Given instruction — Retype the listing that follows, word for word.

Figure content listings
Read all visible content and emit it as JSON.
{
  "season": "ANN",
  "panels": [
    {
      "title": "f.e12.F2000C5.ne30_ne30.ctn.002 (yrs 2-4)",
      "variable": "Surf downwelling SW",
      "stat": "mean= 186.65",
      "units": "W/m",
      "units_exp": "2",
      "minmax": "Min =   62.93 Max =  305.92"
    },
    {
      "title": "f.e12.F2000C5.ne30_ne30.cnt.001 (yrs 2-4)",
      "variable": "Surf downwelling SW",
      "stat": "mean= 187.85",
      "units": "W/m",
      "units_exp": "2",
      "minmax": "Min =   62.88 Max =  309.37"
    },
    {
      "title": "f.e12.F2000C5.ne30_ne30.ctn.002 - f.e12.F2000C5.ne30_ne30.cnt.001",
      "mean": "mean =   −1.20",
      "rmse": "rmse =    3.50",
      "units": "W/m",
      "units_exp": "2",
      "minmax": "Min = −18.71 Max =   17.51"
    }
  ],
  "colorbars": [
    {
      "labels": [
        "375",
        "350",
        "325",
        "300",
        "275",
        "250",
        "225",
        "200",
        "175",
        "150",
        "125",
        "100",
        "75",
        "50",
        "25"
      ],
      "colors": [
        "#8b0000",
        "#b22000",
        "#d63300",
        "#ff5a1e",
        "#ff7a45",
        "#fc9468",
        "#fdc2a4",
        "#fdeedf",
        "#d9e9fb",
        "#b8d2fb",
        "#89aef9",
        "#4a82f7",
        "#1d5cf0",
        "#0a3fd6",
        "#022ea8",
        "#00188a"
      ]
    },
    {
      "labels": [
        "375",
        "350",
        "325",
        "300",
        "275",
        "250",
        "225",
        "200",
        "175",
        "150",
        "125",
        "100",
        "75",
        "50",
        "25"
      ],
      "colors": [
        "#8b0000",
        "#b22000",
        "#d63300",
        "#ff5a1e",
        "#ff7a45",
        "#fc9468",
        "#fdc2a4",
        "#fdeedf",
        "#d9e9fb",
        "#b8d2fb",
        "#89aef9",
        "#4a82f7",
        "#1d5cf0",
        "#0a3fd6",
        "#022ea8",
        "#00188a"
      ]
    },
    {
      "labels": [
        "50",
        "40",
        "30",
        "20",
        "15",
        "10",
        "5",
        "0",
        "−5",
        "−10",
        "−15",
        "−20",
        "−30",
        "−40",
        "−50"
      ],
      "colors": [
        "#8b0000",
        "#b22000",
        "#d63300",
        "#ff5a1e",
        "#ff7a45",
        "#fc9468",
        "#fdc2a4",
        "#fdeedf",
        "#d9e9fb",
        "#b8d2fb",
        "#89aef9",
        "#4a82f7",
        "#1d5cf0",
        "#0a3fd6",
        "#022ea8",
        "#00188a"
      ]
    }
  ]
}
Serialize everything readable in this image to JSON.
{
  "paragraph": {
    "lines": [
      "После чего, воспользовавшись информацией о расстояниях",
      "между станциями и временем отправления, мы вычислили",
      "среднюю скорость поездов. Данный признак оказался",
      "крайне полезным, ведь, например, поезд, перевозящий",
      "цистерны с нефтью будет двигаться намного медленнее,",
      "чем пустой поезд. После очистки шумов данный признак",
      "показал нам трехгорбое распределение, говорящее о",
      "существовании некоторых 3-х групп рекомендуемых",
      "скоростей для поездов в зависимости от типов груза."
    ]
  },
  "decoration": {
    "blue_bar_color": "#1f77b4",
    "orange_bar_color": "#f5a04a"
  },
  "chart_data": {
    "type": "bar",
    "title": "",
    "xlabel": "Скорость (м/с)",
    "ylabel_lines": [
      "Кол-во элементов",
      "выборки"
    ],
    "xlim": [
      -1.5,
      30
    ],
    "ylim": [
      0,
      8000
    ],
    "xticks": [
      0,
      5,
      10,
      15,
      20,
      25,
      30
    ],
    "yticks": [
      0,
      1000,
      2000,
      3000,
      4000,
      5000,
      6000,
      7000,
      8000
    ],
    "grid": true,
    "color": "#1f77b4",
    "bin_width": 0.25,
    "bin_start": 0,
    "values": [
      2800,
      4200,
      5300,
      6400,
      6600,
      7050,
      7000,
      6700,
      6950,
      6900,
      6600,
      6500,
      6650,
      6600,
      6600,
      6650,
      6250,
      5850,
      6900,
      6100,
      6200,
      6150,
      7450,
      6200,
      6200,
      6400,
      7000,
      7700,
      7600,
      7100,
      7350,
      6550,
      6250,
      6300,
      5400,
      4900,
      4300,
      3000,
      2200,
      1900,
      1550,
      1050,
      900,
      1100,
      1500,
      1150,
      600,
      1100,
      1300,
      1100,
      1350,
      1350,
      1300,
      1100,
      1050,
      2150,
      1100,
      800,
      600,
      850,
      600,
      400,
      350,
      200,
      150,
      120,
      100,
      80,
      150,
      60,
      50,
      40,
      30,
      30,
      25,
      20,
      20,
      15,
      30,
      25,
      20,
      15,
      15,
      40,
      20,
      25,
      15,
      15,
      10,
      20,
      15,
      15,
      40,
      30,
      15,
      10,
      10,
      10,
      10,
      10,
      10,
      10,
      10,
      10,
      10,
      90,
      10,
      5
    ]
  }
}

Written solution —
Read all visible content and emit it as JSON.
{
  "season": "ANN",
  "panels": [
    {
      "title": "f.e12.F2000C5.ne30_ne30.ctn.002 (yrs 2-4)",
      "variable": "Surf downwelling SW",
      "stat": "mean= 186.65",
      "units": "W/m",
      "units_exp": "2",
      "minmax": "Min =   62.93 Max =  305.92"
    },
    {
      "title": "f.e12.F2000C5.ne30_ne30.cnt.001 (yrs 2-4)",
      "variable": "Surf downwelling SW",
      "stat": "mean= 187.85",
      "units": "W/m",
      "units_exp": "2",
      "minmax": "Min =   62.88 Max =  309.37"
    },
    {
      "title": "f.e12.F2000C5.ne30_ne30.ctn.002 - f.e12.F2000C5.ne30_ne30.cnt.001",
      "mean": "mean =   −1.20",
      "rmse": "rmse =    3.50",
      "units": "W/m",
      "units_exp": "2",
      "minmax": "Min = −18.71 Max =   17.51"
    }
  ],
  "colorbars": [
    {
      "labels": [
        "375",
        "350",
        "325",
        "300",
        "275",
        "250",
        "225",
        "200",
        "175",
        "150",
        "125",
        "100",
        "75",
        "50",
        "25"
      ],
      "colors": [
        "#8b0000",
        "#b22000",
        "#d63300",
        "#ff5a1e",
        "#ff7a45",
        "#fc9468",
        "#fdc2a4",
        "#fdeedf",
        "#d9e9fb",
        "#b8d2fb",
        "#89aef9",
        "#4a82f7",
        "#1d5cf0",
        "#0a3fd6",
        "#022ea8",
        "#00188a"
      ]
    },
    {
      "labels": [
        "375",
        "350",
        "325",
        "300",
        "275",
        "250",
        "225",
        "200",
        "175",
        "150",
        "125",
        "100",
        "75",
        "50",
        "25"
      ],
      "colors": [
        "#8b0000",
        "#b22000",
        "#d63300",
        "#ff5a1e",
        "#ff7a45",
        "#fc9468",
        "#fdc2a4",
        "#fdeedf",
        "#d9e9fb",
        "#b8d2fb",
        "#89aef9",
        "#4a82f7",
        "#1d5cf0",
        "#0a3fd6",
        "#022ea8",
        "#00188a"
      ]
    },
    {
      "labels": [
        "50",
        "40",
        "30",
        "20",
        "15",
        "10",
        "5",
        "0",
        "−5",
        "−10",
        "−15",
        "−20",
        "−30",
        "−40",
        "−50"
      ],
      "colors": [
        "#8b0000",
        "#b22000",
        "#d63300",
        "#ff5a1e",
        "#ff7a45",
        "#fc9468",
        "#fdc2a4",
        "#fdeedf",
        "#d9e9fb",
        "#b8d2fb",
        "#89aef9",
        "#4a82f7",
        "#1d5cf0",
        "#0a3fd6",
        "#022ea8",
        "#00188a"
      ]
    }
  ]
}
Serialize everything readable in this image to JSON.
{
  "paragraph": {
    "lines": [
      "После чего, воспользовавшись информацией о расстояниях",
      "между станциями и временем отправления, мы вычислили",
      "среднюю скорость поездов. Данный признак оказался",
      "крайне полезным, ведь, например, поезд, перевозящий",
      "цистерны с нефтью будет двигаться намного медленнее,",
      "чем пустой поезд. После очистки шумов данный признак",
      "показал нам трехгорбое распределение, говорящее о",
      "существовании некоторых 3-х групп рекомендуемых",
      "скоростей для поездов в зависимости от типов груза."
    ]
  },
  "decoration": {
    "blue_bar_color": "#1f77b4",
    "orange_bar_color": "#f5a04a"
  },
  "chart_data": {
    "type": "bar",
    "title": "",
    "xlabel": "Скорость (м/с)",
    "ylabel_lines": [
      "Кол-во элементов",
      "выборки"
    ],
    "xlim": [
      -1.5,
      30
    ],
    "ylim": [
      0,
      8000
    ],
    "xticks": [
      0,
      5,
      10,
      15,
      20,
      25,
      30
    ],
    "yticks": [
      0,
      1000,
      2000,
      3000,
      4000,
      5000,
      6000,
      7000,
      8000
    ],
    "grid": true,
    "color": "#1f77b4",
    "bin_width": 0.25,
    "bin_start": 0,
    "values": [
      2800,
      4200,
      5300,
      6400,
      6600,
      7050,
      7000,
      6700,
      6950,
      6900,
      6600,
      6500,
      6650,
      6600,
      6600,
      6650,
      6250,
      5850,
      6900,
      6100,
      6200,
      6150,
      7450,
      6200,
      6200,
      6400,
      7000,
      7700,
      7600,
      7100,
      7350,
      6550,
      6250,
      6300,
      5400,
      4900,
      4300,
      3000,
      2200,
      1900,
      1550,
      1050,
      900,
      1100,
      1500,
      1150,
      600,
      1100,
      1300,
      1100,
      1350,
      1350,
      1300,
      1100,
      1050,
      2150,
      1100,
      800,
      600,
      850,
      600,
      400,
      350,
      200,
      150,
      120,
      100,
      80,
      150,
      60,
      50,
      40,
      30,
      30,
      25,
      20,
      20,
      15,
      30,
      25,
      20,
      15,
      15,
      40,
      20,
      25,
      15,
      15,
      10,
      20,
      15,
      15,
      40,
      30,
      15,
      10,
      10,
      10,
      10,
      10,
      10,
      10,
      10,
      10,
      10,
      90,
      10,
      5
    ]
  }
}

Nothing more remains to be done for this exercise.